• **SELECTED EXTRACT**
* * *

A lot can change in less than a year, and right now the extreme makeover is not a good look if you're AMC Entertainment (NYSE:AMC) or one of the smaller movie theater chains. Walt Disney (NYSE:DIS) CEO Bob Chapek was speaking at an analyst conference this week, and it doesn't seem as if the House of Mouse is going to approach theatrical distribution with the same attitude as a year ago.
"I think the consumer is probably more impatient than they've ever been before," Chapek said during Monday's presentation at the Morgan Stanley Technology, Media and Telecommunications Conference, as recounted by Variety.
We've been spoiled by streaming access to the biggest releases over the past year, and that's not an easy spigot to turn off once it's been turned on. Chapek sees what multiplex operators don't want to see, and in the eyes of consumers it's no longer AMC calling the shots on theatrical release windows.
"I don't think they'll have much of a tolerance for a title, say, being out of theatrical for months, yet it hasn't had a chance to actually be thrown into the marketplace in another distribution channel, just sort of sitting there getting dust," Chapek concluded.
If you're a movie fan, you're giddy with the power that now rests in your remote control. If you're AMC, it's a good time to get nervous and lament how much power has slipped through your fingers in less than a year.
The last dragging
When Raya and the Last Dragon hits theaters this weekend, you're not going to be out of the picture if you're not ready to trek out to your local multiplex. Disney's first theatrical release since Onward a year ago will also be streaming for Disney+ subscribers willing to pay an extra $30 to catch it months before other Disney+ accounts have access through their existing plans. Disney took a similar premium streaming window approach with the live-action reboot of Mulan late last year, only that time -- in the U.S., at least -- it didn't play in movie theaters.

* * *

• **DATA SUPPLIED**
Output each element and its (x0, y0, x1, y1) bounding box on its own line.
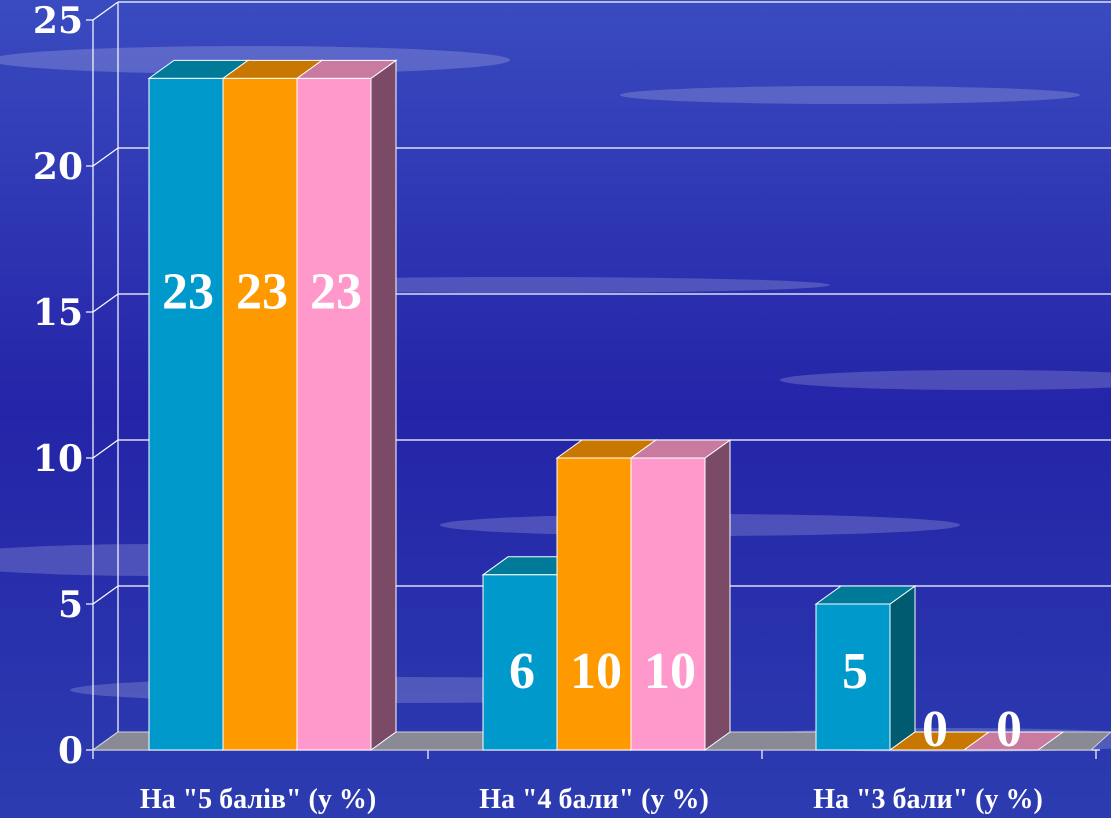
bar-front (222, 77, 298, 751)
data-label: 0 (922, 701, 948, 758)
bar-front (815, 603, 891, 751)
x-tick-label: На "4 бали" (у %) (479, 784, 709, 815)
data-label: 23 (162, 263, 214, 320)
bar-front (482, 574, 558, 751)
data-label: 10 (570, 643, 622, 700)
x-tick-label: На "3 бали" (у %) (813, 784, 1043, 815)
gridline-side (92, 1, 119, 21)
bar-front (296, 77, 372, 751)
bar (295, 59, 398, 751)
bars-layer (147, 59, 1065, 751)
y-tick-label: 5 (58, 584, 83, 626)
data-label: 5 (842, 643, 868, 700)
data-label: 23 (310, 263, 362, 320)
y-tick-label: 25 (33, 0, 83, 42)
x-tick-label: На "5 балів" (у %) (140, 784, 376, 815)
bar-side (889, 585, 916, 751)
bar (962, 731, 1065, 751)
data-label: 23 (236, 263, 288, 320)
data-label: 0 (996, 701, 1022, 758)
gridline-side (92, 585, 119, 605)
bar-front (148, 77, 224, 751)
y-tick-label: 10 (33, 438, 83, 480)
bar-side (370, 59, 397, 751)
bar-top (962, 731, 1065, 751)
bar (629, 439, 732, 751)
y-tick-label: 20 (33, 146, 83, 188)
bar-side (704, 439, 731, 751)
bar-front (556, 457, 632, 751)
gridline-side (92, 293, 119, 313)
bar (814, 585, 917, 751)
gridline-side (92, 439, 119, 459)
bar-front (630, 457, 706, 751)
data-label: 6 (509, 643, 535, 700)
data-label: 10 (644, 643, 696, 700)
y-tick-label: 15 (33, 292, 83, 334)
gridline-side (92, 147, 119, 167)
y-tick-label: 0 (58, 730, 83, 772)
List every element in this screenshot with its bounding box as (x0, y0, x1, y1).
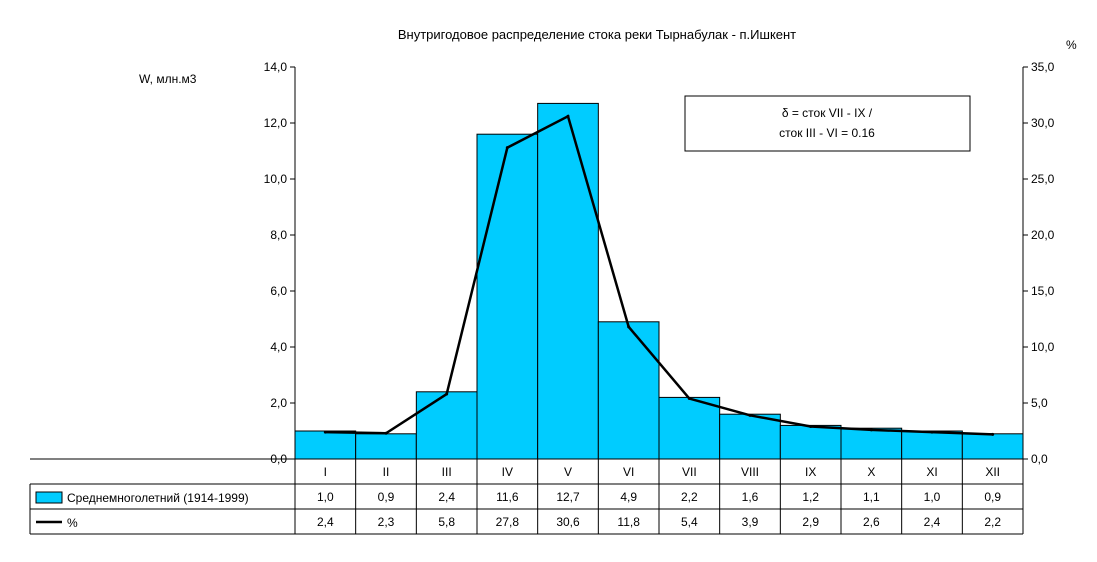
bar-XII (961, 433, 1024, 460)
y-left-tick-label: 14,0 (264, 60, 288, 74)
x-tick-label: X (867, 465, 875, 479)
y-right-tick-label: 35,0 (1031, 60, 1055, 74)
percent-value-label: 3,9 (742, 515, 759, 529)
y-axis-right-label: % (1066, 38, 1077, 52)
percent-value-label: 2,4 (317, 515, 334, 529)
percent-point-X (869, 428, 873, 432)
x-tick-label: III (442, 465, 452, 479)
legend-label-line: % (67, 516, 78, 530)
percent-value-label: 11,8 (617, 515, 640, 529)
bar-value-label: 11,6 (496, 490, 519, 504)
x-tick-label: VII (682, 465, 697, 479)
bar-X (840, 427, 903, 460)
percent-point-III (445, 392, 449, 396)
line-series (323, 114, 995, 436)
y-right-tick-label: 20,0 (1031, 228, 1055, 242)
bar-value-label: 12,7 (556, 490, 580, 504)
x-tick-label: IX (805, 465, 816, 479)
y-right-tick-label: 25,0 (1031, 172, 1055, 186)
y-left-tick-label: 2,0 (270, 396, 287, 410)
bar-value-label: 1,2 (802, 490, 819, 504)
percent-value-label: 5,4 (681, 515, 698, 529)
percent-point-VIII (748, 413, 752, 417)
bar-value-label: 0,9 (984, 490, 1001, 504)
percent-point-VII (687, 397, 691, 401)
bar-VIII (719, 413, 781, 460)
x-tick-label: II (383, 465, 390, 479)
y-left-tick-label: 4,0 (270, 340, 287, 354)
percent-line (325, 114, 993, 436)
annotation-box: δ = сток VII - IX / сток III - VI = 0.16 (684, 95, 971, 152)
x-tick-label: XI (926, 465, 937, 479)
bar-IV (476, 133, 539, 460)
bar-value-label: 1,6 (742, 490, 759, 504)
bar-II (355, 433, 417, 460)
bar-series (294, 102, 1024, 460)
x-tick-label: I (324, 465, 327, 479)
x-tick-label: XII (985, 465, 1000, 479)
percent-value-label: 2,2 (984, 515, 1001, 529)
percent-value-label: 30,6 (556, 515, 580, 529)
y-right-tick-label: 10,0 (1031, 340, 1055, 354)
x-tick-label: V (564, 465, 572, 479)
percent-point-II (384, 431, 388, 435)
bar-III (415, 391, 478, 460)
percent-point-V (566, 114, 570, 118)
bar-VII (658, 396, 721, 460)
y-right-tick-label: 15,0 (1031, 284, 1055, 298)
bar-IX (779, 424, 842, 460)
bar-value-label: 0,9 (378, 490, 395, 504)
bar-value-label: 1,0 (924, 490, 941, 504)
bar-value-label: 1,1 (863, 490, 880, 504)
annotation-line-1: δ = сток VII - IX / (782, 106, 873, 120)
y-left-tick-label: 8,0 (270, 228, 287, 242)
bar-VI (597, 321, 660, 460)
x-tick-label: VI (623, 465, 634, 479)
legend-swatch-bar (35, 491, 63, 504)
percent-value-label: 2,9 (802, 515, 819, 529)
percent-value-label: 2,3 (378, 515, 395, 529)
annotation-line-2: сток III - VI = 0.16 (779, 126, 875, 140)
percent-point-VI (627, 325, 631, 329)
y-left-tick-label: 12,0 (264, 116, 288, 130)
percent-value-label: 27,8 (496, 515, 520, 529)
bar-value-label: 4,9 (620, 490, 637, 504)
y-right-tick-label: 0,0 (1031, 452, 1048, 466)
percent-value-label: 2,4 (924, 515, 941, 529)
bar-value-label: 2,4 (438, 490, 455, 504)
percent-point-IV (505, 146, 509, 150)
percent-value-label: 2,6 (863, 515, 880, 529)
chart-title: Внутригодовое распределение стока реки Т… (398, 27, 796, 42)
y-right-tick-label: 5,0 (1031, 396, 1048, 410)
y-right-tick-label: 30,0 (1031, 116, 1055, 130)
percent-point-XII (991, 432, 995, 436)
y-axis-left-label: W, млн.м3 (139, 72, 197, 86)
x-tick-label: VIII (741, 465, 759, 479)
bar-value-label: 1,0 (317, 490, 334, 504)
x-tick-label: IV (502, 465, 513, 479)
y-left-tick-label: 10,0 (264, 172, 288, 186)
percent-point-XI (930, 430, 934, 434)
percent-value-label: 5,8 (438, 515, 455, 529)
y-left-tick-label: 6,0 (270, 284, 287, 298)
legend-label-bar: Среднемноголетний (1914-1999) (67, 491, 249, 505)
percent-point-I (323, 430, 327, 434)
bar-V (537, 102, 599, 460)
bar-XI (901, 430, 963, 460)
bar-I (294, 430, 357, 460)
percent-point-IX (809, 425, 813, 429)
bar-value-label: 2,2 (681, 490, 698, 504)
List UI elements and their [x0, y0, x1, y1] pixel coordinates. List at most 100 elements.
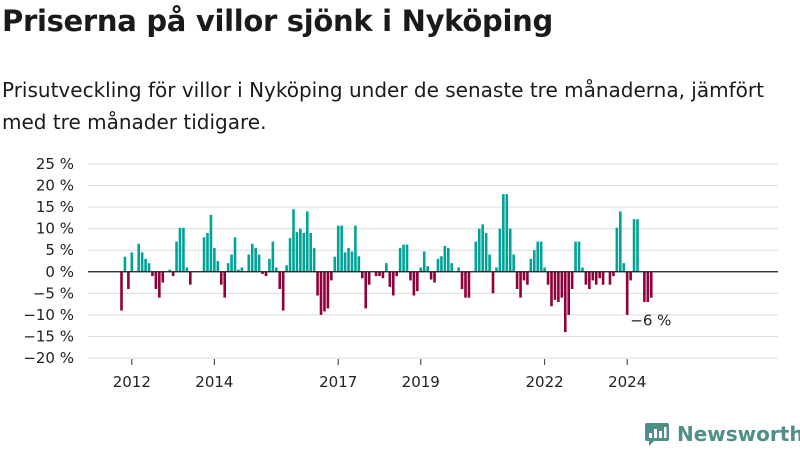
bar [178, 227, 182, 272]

* * *

• **EXERCISES TO COMPLETE**
1 – According to the article on Disney and movie theaters, how much extra must Disney+ subscribers pay to stream Raya and the Last Dragon months before other accounts?
2 – Rewrite the listing from its first line through the line containing "List every element", replacing "data-label" with "value-label" and leaving everything else unchanged; omit the pictures.

• **ANSWERS BY TASK**
1 – $30

2 –
Output each element and its (x0, y0, x1, y1) bounding box on its own line.
bar-front (222, 77, 298, 751)
value-label: 0 (922, 701, 948, 758)
bar-front (815, 603, 891, 751)
x-tick-label: На "4 бали" (у %) (479, 784, 709, 815)
value-label: 23 (162, 263, 214, 320)
bar-front (482, 574, 558, 751)
value-label: 10 (570, 643, 622, 700)
x-tick-label: На "3 бали" (у %) (813, 784, 1043, 815)
gridline-side (92, 1, 119, 21)
bar-front (296, 77, 372, 751)
bar (295, 59, 398, 751)
bars-layer (147, 59, 1065, 751)
y-tick-label: 5 (58, 584, 83, 626)
value-label: 5 (842, 643, 868, 700)
value-label: 23 (310, 263, 362, 320)
y-tick-label: 25 (33, 0, 83, 42)
x-tick-label: На "5 балів" (у %) (140, 784, 376, 815)
bar-side (889, 585, 916, 751)
bar (962, 731, 1065, 751)
value-label: 23 (236, 263, 288, 320)
value-label: 0 (996, 701, 1022, 758)
gridline-side (92, 585, 119, 605)
bar-front (148, 77, 224, 751)
y-tick-label: 10 (33, 438, 83, 480)
bar-side (370, 59, 397, 751)
bar-top (962, 731, 1065, 751)
bar (629, 439, 732, 751)
y-tick-label: 20 (33, 146, 83, 188)
bar-side (704, 439, 731, 751)
bar-front (556, 457, 632, 751)
gridline-side (92, 293, 119, 313)
bar (814, 585, 917, 751)
gridline-side (92, 439, 119, 459)
bar-front (630, 457, 706, 751)
value-label: 6 (509, 643, 535, 700)
value-label: 10 (644, 643, 696, 700)
y-tick-label: 15 (33, 292, 83, 334)
gridline-side (92, 147, 119, 167)
y-tick-label: 0 (58, 730, 83, 772)
List every element in this screenshot with its bounding box as (x0, y0, x1, y1).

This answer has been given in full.